** SOURCE MATERIAL **

[START]

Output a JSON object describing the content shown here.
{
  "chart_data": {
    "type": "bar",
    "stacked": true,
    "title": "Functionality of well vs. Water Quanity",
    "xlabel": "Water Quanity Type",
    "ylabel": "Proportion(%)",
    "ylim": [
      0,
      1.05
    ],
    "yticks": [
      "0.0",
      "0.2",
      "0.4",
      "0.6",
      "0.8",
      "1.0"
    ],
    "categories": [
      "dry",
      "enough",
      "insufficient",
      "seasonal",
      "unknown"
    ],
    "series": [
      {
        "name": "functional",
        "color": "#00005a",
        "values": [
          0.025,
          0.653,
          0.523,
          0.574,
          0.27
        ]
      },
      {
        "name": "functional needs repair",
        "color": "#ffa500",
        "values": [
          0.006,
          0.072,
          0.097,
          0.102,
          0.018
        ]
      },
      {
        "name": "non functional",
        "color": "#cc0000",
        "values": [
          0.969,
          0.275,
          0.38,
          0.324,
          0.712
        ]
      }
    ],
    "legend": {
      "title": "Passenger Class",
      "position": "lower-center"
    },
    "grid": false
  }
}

[END]

Copy each entry exactly, with nothing added or dropped.

Output a JSON object describing the content shown here.
{
  "chart_data": {
    "type": "bar",
    "stacked": true,
    "title": "Functionality of well vs. Water Quanity",
    "xlabel": "Water Quanity Type",
    "ylabel": "Proportion(%)",
    "ylim": [
      0,
      1.05
    ],
    "yticks": [
      "0.0",
      "0.2",
      "0.4",
      "0.6",
      "0.8",
      "1.0"
    ],
    "categories": [
      "dry",
      "enough",
      "insufficient",
      "seasonal",
      "unknown"
    ],
    "series": [
      {
        "name": "functional",
        "color": "#00005a",
        "values": [
          0.025,
          0.653,
          0.523,
          0.574,
          0.27
        ]
      },
      {
        "name": "functional needs repair",
        "color": "#ffa500",
        "values": [
          0.006,
          0.072,
          0.097,
          0.102,
          0.018
        ]
      },
      {
        "name": "non functional",
        "color": "#cc0000",
        "values": [
          0.969,
          0.275,
          0.38,
          0.324,
          0.712
        ]
      }
    ],
    "legend": {
      "title": "Passenger Class",
      "position": "lower-center"
    },
    "grid": false
  }
}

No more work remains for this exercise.